Whatever the records say, give every one of them again exactly.

(Beginning of Available data)

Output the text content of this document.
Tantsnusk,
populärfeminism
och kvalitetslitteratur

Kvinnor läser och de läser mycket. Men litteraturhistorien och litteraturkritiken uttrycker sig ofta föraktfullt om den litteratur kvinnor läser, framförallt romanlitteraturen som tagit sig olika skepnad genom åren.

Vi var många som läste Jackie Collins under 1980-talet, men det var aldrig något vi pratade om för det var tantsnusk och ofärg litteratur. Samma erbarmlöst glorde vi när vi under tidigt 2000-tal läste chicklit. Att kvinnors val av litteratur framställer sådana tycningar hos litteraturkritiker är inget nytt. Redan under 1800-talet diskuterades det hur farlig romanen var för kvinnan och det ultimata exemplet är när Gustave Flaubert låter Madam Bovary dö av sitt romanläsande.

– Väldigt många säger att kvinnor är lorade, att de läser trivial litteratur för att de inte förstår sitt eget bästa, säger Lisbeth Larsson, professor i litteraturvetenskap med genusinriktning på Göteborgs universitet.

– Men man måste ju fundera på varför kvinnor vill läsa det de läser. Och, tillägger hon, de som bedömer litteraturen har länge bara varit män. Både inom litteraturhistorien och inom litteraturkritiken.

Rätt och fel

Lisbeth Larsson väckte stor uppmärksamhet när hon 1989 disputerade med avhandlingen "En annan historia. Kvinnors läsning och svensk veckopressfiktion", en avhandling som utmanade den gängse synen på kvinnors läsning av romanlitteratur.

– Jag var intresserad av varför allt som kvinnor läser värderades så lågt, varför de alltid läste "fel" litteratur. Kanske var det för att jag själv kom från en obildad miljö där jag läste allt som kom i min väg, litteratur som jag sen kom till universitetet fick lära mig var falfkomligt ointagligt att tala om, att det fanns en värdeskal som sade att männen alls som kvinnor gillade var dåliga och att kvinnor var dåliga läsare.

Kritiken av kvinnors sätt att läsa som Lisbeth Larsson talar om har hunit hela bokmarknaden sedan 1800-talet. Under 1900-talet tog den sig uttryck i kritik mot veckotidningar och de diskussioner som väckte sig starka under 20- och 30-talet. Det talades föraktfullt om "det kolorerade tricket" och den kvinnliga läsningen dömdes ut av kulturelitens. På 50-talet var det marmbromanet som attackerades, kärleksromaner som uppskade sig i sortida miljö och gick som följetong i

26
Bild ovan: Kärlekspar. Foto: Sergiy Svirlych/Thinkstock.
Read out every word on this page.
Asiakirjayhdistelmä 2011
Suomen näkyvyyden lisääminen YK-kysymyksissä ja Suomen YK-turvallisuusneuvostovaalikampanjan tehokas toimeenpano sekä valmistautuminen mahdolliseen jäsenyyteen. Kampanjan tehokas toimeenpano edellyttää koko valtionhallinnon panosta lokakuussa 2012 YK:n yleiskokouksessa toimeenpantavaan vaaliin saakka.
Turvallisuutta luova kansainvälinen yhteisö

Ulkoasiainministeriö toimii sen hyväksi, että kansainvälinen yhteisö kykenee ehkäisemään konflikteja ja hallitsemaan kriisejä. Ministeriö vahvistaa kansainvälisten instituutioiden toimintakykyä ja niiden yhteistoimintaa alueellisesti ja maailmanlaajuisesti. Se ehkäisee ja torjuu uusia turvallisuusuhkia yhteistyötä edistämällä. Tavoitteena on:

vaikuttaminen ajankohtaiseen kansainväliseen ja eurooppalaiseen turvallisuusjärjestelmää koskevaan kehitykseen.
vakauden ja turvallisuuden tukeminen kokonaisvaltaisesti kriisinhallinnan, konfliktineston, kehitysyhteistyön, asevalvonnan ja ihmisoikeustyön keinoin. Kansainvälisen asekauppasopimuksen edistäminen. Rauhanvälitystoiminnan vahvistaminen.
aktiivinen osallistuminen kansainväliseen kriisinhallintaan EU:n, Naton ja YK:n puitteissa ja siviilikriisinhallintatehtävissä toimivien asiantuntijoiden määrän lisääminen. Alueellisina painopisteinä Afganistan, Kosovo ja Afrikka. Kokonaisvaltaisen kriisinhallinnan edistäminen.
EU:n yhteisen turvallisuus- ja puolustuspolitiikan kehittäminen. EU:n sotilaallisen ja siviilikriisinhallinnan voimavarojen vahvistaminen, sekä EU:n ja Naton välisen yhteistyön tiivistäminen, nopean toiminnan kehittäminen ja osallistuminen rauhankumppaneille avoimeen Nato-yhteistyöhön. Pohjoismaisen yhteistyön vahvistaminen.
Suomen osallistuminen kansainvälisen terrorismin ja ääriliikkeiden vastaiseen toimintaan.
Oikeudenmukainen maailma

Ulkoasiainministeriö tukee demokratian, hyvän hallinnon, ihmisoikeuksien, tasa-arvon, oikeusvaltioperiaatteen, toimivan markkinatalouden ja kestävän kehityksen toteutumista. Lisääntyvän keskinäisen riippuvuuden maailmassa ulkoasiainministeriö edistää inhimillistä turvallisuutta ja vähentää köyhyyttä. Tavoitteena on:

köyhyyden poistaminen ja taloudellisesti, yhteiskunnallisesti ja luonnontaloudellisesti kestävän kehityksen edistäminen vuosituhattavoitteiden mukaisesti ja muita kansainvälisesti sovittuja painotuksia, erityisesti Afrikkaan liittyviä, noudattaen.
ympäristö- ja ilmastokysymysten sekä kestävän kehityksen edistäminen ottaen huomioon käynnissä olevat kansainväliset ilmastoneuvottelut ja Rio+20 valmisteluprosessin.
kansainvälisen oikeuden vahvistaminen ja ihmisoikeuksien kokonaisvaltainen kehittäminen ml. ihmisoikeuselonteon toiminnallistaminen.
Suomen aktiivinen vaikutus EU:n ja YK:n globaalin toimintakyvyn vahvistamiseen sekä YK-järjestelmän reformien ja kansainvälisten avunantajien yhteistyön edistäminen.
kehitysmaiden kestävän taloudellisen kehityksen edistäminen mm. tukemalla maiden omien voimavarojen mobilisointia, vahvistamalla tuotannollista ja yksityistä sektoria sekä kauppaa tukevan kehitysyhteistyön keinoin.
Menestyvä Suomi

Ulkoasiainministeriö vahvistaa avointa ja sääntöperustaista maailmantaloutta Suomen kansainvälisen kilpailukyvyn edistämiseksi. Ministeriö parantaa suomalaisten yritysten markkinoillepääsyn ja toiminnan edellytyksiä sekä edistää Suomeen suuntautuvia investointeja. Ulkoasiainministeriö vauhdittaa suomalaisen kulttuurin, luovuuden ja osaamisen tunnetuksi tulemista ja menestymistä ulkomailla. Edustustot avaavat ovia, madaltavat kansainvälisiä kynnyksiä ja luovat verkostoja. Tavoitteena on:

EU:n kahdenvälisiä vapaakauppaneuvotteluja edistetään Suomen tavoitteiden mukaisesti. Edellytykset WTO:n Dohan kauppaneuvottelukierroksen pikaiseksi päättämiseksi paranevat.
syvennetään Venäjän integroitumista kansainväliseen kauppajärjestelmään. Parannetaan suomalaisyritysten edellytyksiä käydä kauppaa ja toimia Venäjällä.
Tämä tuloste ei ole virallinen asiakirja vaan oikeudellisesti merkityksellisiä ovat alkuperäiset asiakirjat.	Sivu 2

(End of Available data)

§ **Result**:
Output the text content of this document.
Tantsnusk,
populärfeminism
och kvalitetslitteratur

Kvinnor läser och de läser mycket. Men litteraturhistorien och litteraturkritiken uttrycker sig ofta föraktfullt om den litteratur kvinnor läser, framförallt romanlitteraturen som tagit sig olika skepnad genom åren.

Vi var många som läste Jackie Collins under 1980-talet, men det var aldrig något vi pratade om för det var tantsnusk och ofärg litteratur. Samma erbarmlöst glorde vi när vi under tidigt 2000-tal läste chicklit. Att kvinnors val av litteratur framställer sådana tycningar hos litteraturkritiker är inget nytt. Redan under 1800-talet diskuterades det hur farlig romanen var för kvinnan och det ultimata exemplet är när Gustave Flaubert låter Madam Bovary dö av sitt romanläsande.

– Väldigt många säger att kvinnor är lorade, att de läser trivial litteratur för att de inte förstår sitt eget bästa, säger Lisbeth Larsson, professor i litteraturvetenskap med genusinriktning på Göteborgs universitet.

– Men man måste ju fundera på varför kvinnor vill läsa det de läser. Och, tillägger hon, de som bedömer litteraturen har länge bara varit män. Både inom litteraturhistorien och inom litteraturkritiken.

Rätt och fel

Lisbeth Larsson väckte stor uppmärksamhet när hon 1989 disputerade med avhandlingen "En annan historia. Kvinnors läsning och svensk veckopressfiktion", en avhandling som utmanade den gängse synen på kvinnors läsning av romanlitteratur.

– Jag var intresserad av varför allt som kvinnor läser värderades så lågt, varför de alltid läste "fel" litteratur. Kanske var det för att jag själv kom från en obildad miljö där jag läste allt som kom i min väg, litteratur som jag sen kom till universitetet fick lära mig var falfkomligt ointagligt att tala om, att det fanns en värdeskal som sade att männen alls som kvinnor gillade var dåliga och att kvinnor var dåliga läsare.

Kritiken av kvinnors sätt att läsa som Lisbeth Larsson talar om har hunit hela bokmarknaden sedan 1800-talet. Under 1900-talet tog den sig uttryck i kritik mot veckotidningar och de diskussioner som väckte sig starka under 20- och 30-talet. Det talades föraktfullt om "det kolorerade tricket" och den kvinnliga läsningen dömdes ut av kulturelitens. På 50-talet var det marmbromanet som attackerades, kärleksromaner som uppskade sig i sortida miljö och gick som följetong i

26
Bild ovan: Kärlekspar. Foto: Sergiy Svirlych/Thinkstock.
Read out every word on this page.
Asiakirjayhdistelmä 2011
Suomen näkyvyyden lisääminen YK-kysymyksissä ja Suomen YK-turvallisuusneuvostovaalikampanjan tehokas toimeenpano sekä valmistautuminen mahdolliseen jäsenyyteen. Kampanjan tehokas toimeenpano edellyttää koko valtionhallinnon panosta lokakuussa 2012 YK:n yleiskokouksessa toimeenpantavaan vaaliin saakka.
Turvallisuutta luova kansainvälinen yhteisö

Ulkoasiainministeriö toimii sen hyväksi, että kansainvälinen yhteisö kykenee ehkäisemään konflikteja ja hallitsemaan kriisejä. Ministeriö vahvistaa kansainvälisten instituutioiden toimintakykyä ja niiden yhteistoimintaa alueellisesti ja maailmanlaajuisesti. Se ehkäisee ja torjuu uusia turvallisuusuhkia yhteistyötä edistämällä. Tavoitteena on:

vaikuttaminen ajankohtaiseen kansainväliseen ja eurooppalaiseen turvallisuusjärjestelmää koskevaan kehitykseen.
vakauden ja turvallisuuden tukeminen kokonaisvaltaisesti kriisinhallinnan, konfliktineston, kehitysyhteistyön, asevalvonnan ja ihmisoikeustyön keinoin. Kansainvälisen asekauppasopimuksen edistäminen. Rauhanvälitystoiminnan vahvistaminen.
aktiivinen osallistuminen kansainväliseen kriisinhallintaan EU:n, Naton ja YK:n puitteissa ja siviilikriisinhallintatehtävissä toimivien asiantuntijoiden määrän lisääminen. Alueellisina painopisteinä Afganistan, Kosovo ja Afrikka. Kokonaisvaltaisen kriisinhallinnan edistäminen.
EU:n yhteisen turvallisuus- ja puolustuspolitiikan kehittäminen. EU:n sotilaallisen ja siviilikriisinhallinnan voimavarojen vahvistaminen, sekä EU:n ja Naton välisen yhteistyön tiivistäminen, nopean toiminnan kehittäminen ja osallistuminen rauhankumppaneille avoimeen Nato-yhteistyöhön. Pohjoismaisen yhteistyön vahvistaminen.
Suomen osallistuminen kansainvälisen terrorismin ja ääriliikkeiden vastaiseen toimintaan.
Oikeudenmukainen maailma

Ulkoasiainministeriö tukee demokratian, hyvän hallinnon, ihmisoikeuksien, tasa-arvon, oikeusvaltioperiaatteen, toimivan markkinatalouden ja kestävän kehityksen toteutumista. Lisääntyvän keskinäisen riippuvuuden maailmassa ulkoasiainministeriö edistää inhimillistä turvallisuutta ja vähentää köyhyyttä. Tavoitteena on:

köyhyyden poistaminen ja taloudellisesti, yhteiskunnallisesti ja luonnontaloudellisesti kestävän kehityksen edistäminen vuosituhattavoitteiden mukaisesti ja muita kansainvälisesti sovittuja painotuksia, erityisesti Afrikkaan liittyviä, noudattaen.
ympäristö- ja ilmastokysymysten sekä kestävän kehityksen edistäminen ottaen huomioon käynnissä olevat kansainväliset ilmastoneuvottelut ja Rio+20 valmisteluprosessin.
kansainvälisen oikeuden vahvistaminen ja ihmisoikeuksien kokonaisvaltainen kehittäminen ml. ihmisoikeuselonteon toiminnallistaminen.
Suomen aktiivinen vaikutus EU:n ja YK:n globaalin toimintakyvyn vahvistamiseen sekä YK-järjestelmän reformien ja kansainvälisten avunantajien yhteistyön edistäminen.
kehitysmaiden kestävän taloudellisen kehityksen edistäminen mm. tukemalla maiden omien voimavarojen mobilisointia, vahvistamalla tuotannollista ja yksityistä sektoria sekä kauppaa tukevan kehitysyhteistyön keinoin.
Menestyvä Suomi

Ulkoasiainministeriö vahvistaa avointa ja sääntöperustaista maailmantaloutta Suomen kansainvälisen kilpailukyvyn edistämiseksi. Ministeriö parantaa suomalaisten yritysten markkinoillepääsyn ja toiminnan edellytyksiä sekä edistää Suomeen suuntautuvia investointeja. Ulkoasiainministeriö vauhdittaa suomalaisen kulttuurin, luovuuden ja osaamisen tunnetuksi tulemista ja menestymistä ulkomailla. Edustustot avaavat ovia, madaltavat kansainvälisiä kynnyksiä ja luovat verkostoja. Tavoitteena on:

EU:n kahdenvälisiä vapaakauppaneuvotteluja edistetään Suomen tavoitteiden mukaisesti. Edellytykset WTO:n Dohan kauppaneuvottelukierroksen pikaiseksi päättämiseksi paranevat.
syvennetään Venäjän integroitumista kansainväliseen kauppajärjestelmään. Parannetaan suomalaisyritysten edellytyksiä käydä kauppaa ja toimia Venäjällä.
Tämä tuloste ei ole virallinen asiakirja vaan oikeudellisesti merkityksellisiä ovat alkuperäiset asiakirjat.	Sivu 2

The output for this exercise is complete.